**Extracted records**
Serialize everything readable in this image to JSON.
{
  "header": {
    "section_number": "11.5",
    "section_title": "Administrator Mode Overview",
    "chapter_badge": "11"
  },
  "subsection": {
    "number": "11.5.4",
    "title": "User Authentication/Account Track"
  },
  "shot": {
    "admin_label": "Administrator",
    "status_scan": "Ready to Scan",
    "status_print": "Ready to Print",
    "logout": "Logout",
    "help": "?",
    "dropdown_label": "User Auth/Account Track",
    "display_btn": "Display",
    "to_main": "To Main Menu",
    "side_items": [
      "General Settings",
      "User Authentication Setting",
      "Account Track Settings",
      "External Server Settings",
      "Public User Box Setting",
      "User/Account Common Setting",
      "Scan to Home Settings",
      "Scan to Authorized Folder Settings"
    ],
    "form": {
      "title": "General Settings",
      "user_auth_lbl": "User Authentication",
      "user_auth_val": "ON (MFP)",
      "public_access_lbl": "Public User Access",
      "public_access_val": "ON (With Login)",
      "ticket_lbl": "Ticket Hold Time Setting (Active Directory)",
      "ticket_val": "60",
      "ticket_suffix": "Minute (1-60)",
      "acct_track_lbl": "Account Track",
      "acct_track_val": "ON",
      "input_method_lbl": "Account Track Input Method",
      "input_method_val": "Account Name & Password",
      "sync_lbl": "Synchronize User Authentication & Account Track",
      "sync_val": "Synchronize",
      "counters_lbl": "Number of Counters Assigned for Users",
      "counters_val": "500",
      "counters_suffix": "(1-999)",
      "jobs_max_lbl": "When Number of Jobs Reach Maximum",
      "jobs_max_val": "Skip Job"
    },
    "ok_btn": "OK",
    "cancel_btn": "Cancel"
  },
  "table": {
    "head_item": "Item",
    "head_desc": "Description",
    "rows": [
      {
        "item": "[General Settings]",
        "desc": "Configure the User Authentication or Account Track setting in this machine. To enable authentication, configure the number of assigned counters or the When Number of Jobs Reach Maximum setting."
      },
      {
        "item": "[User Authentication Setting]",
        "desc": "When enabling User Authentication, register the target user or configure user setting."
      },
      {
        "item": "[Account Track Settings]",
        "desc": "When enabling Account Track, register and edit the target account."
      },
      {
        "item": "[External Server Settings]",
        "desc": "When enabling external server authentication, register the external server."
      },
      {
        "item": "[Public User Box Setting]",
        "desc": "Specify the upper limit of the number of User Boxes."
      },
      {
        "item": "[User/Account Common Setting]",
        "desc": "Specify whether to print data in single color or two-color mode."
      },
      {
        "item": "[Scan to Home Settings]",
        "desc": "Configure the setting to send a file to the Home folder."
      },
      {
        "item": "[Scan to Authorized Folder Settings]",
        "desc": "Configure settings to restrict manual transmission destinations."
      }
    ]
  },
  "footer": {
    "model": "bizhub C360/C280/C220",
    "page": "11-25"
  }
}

**Requirements**
Take the material above and return all of it exactly.

**Written response**
Serialize everything readable in this image to JSON.
{
  "header": {
    "section_number": "11.5",
    "section_title": "Administrator Mode Overview",
    "chapter_badge": "11"
  },
  "subsection": {
    "number": "11.5.4",
    "title": "User Authentication/Account Track"
  },
  "shot": {
    "admin_label": "Administrator",
    "status_scan": "Ready to Scan",
    "status_print": "Ready to Print",
    "logout": "Logout",
    "help": "?",
    "dropdown_label": "User Auth/Account Track",
    "display_btn": "Display",
    "to_main": "To Main Menu",
    "side_items": [
      "General Settings",
      "User Authentication Setting",
      "Account Track Settings",
      "External Server Settings",
      "Public User Box Setting",
      "User/Account Common Setting",
      "Scan to Home Settings",
      "Scan to Authorized Folder Settings"
    ],
    "form": {
      "title": "General Settings",
      "user_auth_lbl": "User Authentication",
      "user_auth_val": "ON (MFP)",
      "public_access_lbl": "Public User Access",
      "public_access_val": "ON (With Login)",
      "ticket_lbl": "Ticket Hold Time Setting (Active Directory)",
      "ticket_val": "60",
      "ticket_suffix": "Minute (1-60)",
      "acct_track_lbl": "Account Track",
      "acct_track_val": "ON",
      "input_method_lbl": "Account Track Input Method",
      "input_method_val": "Account Name & Password",
      "sync_lbl": "Synchronize User Authentication & Account Track",
      "sync_val": "Synchronize",
      "counters_lbl": "Number of Counters Assigned for Users",
      "counters_val": "500",
      "counters_suffix": "(1-999)",
      "jobs_max_lbl": "When Number of Jobs Reach Maximum",
      "jobs_max_val": "Skip Job"
    },
    "ok_btn": "OK",
    "cancel_btn": "Cancel"
  },
  "table": {
    "head_item": "Item",
    "head_desc": "Description",
    "rows": [
      {
        "item": "[General Settings]",
        "desc": "Configure the User Authentication or Account Track setting in this machine. To enable authentication, configure the number of assigned counters or the When Number of Jobs Reach Maximum setting."
      },
      {
        "item": "[User Authentication Setting]",
        "desc": "When enabling User Authentication, register the target user or configure user setting."
      },
      {
        "item": "[Account Track Settings]",
        "desc": "When enabling Account Track, register and edit the target account."
      },
      {
        "item": "[External Server Settings]",
        "desc": "When enabling external server authentication, register the external server."
      },
      {
        "item": "[Public User Box Setting]",
        "desc": "Specify the upper limit of the number of User Boxes."
      },
      {
        "item": "[User/Account Common Setting]",
        "desc": "Specify whether to print data in single color or two-color mode."
      },
      {
        "item": "[Scan to Home Settings]",
        "desc": "Configure the setting to send a file to the Home folder."
      },
      {
        "item": "[Scan to Authorized Folder Settings]",
        "desc": "Configure settings to restrict manual transmission destinations."
      }
    ]
  },
  "footer": {
    "model": "bizhub C360/C280/C220",
    "page": "11-25"
  }
}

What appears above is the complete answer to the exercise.